What the exercise asks:
Reproduce all records exactly.

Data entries
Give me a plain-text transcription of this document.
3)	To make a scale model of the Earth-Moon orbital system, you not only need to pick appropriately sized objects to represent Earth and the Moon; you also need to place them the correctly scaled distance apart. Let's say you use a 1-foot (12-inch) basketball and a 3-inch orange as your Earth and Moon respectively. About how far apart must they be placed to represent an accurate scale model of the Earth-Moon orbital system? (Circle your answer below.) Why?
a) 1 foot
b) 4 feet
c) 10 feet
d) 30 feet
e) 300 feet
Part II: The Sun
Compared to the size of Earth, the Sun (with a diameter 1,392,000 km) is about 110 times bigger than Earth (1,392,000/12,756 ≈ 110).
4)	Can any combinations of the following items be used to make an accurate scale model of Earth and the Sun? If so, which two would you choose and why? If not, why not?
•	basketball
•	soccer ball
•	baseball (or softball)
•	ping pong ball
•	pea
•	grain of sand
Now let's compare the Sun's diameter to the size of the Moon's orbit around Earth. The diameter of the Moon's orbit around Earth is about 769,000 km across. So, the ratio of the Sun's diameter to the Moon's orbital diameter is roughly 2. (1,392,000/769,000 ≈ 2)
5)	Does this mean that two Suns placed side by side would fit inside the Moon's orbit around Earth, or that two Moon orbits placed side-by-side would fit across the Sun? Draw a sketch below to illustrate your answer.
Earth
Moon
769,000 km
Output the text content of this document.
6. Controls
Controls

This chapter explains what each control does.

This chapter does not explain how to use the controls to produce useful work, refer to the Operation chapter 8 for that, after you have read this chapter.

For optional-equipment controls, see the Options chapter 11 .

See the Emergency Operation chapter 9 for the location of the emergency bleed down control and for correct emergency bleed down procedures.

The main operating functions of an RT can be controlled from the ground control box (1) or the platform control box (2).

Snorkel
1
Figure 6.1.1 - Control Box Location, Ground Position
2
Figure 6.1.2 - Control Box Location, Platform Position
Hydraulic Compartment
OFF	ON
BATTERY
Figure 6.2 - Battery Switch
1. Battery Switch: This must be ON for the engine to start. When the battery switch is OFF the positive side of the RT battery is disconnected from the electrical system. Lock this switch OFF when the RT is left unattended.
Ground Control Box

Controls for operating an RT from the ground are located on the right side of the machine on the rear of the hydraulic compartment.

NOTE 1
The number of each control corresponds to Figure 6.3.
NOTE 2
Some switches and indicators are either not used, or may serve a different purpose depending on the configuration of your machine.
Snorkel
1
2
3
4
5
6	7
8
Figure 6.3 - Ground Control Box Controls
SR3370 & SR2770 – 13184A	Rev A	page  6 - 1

Reply:
Give me a plain-text transcription of this document.
3)	To make a scale model of the Earth-Moon orbital system, you not only need to pick appropriately sized objects to represent Earth and the Moon; you also need to place them the correctly scaled distance apart. Let's say you use a 1-foot (12-inch) basketball and a 3-inch orange as your Earth and Moon respectively. About how far apart must they be placed to represent an accurate scale model of the Earth-Moon orbital system? (Circle your answer below.) Why?
a) 1 foot
b) 4 feet
c) 10 feet
d) 30 feet
e) 300 feet
Part II: The Sun
Compared to the size of Earth, the Sun (with a diameter 1,392,000 km) is about 110 times bigger than Earth (1,392,000/12,756 ≈ 110).
4)	Can any combinations of the following items be used to make an accurate scale model of Earth and the Sun? If so, which two would you choose and why? If not, why not?
•	basketball
•	soccer ball
•	baseball (or softball)
•	ping pong ball
•	pea
•	grain of sand
Now let's compare the Sun's diameter to the size of the Moon's orbit around Earth. The diameter of the Moon's orbit around Earth is about 769,000 km across. So, the ratio of the Sun's diameter to the Moon's orbital diameter is roughly 2. (1,392,000/769,000 ≈ 2)
5)	Does this mean that two Suns placed side by side would fit inside the Moon's orbit around Earth, or that two Moon orbits placed side-by-side would fit across the Sun? Draw a sketch below to illustrate your answer.
Earth
Moon
769,000 km
Output the text content of this document.
6. Controls
Controls

This chapter explains what each control does.

This chapter does not explain how to use the controls to produce useful work, refer to the Operation chapter 8 for that, after you have read this chapter.

For optional-equipment controls, see the Options chapter 11 .

See the Emergency Operation chapter 9 for the location of the emergency bleed down control and for correct emergency bleed down procedures.

The main operating functions of an RT can be controlled from the ground control box (1) or the platform control box (2).

Snorkel
1
Figure 6.1.1 - Control Box Location, Ground Position
2
Figure 6.1.2 - Control Box Location, Platform Position
Hydraulic Compartment
OFF	ON
BATTERY
Figure 6.2 - Battery Switch
1. Battery Switch: This must be ON for the engine to start. When the battery switch is OFF the positive side of the RT battery is disconnected from the electrical system. Lock this switch OFF when the RT is left unattended.
Ground Control Box

Controls for operating an RT from the ground are located on the right side of the machine on the rear of the hydraulic compartment.

NOTE 1
The number of each control corresponds to Figure 6.3.
NOTE 2
Some switches and indicators are either not used, or may serve a different purpose depending on the configuration of your machine.
Snorkel
1
2
3
4
5
6	7
8
Figure 6.3 - Ground Control Box Controls
SR3370 & SR2770 – 13184A	Rev A	page  6 - 1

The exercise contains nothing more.